WHAT TO WORK ON - Report all lines from the entries below in which "image" appears.

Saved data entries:
══════════
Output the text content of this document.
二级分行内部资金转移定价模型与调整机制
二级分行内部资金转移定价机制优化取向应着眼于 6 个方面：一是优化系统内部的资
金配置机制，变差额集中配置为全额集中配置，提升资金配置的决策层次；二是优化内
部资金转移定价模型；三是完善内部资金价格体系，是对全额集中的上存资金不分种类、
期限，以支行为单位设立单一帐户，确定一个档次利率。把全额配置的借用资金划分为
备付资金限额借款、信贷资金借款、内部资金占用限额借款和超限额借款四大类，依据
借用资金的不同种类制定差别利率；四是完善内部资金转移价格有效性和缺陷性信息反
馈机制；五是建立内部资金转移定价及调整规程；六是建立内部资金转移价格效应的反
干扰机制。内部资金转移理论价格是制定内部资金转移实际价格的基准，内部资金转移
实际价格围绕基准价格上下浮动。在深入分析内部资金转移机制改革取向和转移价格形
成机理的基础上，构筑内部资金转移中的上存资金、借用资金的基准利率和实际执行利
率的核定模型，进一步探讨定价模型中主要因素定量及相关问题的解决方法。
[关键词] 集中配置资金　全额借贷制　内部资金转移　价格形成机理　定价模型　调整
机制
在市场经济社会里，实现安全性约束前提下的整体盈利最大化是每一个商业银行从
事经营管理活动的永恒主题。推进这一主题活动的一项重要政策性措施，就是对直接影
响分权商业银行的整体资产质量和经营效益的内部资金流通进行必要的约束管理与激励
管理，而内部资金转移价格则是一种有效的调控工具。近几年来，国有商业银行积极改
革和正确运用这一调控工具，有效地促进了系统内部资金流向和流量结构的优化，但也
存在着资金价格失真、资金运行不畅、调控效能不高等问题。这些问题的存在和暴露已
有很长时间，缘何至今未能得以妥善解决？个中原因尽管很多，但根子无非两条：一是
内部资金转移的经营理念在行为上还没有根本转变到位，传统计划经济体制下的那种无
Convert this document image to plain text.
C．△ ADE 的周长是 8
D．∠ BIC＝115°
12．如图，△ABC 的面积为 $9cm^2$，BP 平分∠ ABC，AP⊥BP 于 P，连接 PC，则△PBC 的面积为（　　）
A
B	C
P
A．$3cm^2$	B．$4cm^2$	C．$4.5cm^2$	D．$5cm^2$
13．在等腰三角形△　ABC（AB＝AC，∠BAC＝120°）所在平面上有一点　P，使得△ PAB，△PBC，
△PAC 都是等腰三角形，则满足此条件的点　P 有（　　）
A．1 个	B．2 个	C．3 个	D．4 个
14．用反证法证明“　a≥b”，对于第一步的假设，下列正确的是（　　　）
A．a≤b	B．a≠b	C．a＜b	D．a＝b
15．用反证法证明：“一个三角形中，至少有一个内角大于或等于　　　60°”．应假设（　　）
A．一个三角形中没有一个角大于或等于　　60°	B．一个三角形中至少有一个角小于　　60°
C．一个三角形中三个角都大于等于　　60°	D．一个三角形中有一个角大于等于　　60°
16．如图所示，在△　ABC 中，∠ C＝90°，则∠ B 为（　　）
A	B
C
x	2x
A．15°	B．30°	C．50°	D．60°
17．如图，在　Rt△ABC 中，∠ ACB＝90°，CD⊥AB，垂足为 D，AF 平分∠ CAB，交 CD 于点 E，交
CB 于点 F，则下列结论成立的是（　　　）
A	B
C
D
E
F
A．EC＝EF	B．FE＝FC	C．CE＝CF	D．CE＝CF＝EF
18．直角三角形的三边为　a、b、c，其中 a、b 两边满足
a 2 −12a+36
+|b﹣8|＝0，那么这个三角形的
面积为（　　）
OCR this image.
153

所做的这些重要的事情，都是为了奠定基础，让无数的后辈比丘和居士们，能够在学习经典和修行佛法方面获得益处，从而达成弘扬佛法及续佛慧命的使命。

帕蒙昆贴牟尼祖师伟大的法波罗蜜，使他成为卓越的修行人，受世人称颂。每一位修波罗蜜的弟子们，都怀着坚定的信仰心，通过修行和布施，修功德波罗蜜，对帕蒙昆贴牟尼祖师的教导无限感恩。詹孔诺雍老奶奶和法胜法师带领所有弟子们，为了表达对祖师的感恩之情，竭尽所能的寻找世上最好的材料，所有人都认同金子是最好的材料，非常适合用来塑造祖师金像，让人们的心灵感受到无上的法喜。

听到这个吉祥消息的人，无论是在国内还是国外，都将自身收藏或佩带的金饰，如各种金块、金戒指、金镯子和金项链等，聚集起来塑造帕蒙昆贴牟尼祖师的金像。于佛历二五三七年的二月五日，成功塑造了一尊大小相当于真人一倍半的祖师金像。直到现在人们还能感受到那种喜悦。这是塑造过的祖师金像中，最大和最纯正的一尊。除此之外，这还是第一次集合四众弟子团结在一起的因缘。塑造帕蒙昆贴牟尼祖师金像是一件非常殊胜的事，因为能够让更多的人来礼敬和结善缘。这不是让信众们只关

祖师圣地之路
══════════
CORRECT OUTPUT -
Convert this document image to plain text.
OCR this image.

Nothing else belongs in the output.